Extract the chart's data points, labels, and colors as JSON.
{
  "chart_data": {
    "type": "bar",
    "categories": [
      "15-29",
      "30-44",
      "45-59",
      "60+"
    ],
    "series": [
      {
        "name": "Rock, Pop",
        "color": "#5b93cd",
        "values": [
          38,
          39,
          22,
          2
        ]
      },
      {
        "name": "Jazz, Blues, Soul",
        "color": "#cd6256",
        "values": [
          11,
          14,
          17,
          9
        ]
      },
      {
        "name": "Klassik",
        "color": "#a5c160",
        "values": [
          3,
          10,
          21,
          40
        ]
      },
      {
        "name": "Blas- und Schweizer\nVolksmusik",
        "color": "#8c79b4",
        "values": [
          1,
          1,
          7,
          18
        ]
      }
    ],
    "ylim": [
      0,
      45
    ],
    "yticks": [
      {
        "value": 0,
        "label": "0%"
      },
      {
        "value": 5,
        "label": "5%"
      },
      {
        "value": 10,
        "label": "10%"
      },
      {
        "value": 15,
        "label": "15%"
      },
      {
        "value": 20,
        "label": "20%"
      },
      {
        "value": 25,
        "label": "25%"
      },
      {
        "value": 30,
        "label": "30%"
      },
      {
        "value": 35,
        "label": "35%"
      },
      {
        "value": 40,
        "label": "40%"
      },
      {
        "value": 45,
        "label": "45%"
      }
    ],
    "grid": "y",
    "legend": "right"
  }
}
==*==
* **REQUIREMENTS**
Every entry should be printed again exactly as written.

* **TASK ANSWER**
Extract the chart's data points, labels, and colors as JSON.
{
  "chart_data": {
    "type": "bar",
    "categories": [
      "15-29",
      "30-44",
      "45-59",
      "60+"
    ],
    "series": [
      {
        "name": "Rock, Pop",
        "color": "#5b93cd",
        "values": [
          38,
          39,
          22,
          2
        ]
      },
      {
        "name": "Jazz, Blues, Soul",
        "color": "#cd6256",
        "values": [
          11,
          14,
          17,
          9
        ]
      },
      {
        "name": "Klassik",
        "color": "#a5c160",
        "values": [
          3,
          10,
          21,
          40
        ]
      },
      {
        "name": "Blas- und Schweizer\nVolksmusik",
        "color": "#8c79b4",
        "values": [
          1,
          1,
          7,
          18
        ]
      }
    ],
    "ylim": [
      0,
      45
    ],
    "yticks": [
      {
        "value": 0,
        "label": "0%"
      },
      {
        "value": 5,
        "label": "5%"
      },
      {
        "value": 10,
        "label": "10%"
      },
      {
        "value": 15,
        "label": "15%"
      },
      {
        "value": 20,
        "label": "20%"
      },
      {
        "value": 25,
        "label": "25%"
      },
      {
        "value": 30,
        "label": "30%"
      },
      {
        "value": 35,
        "label": "35%"
      },
      {
        "value": 40,
        "label": "40%"
      },
      {
        "value": 45,
        "label": "45%"
      }
    ],
    "grid": "y",
    "legend": "right"
  }
}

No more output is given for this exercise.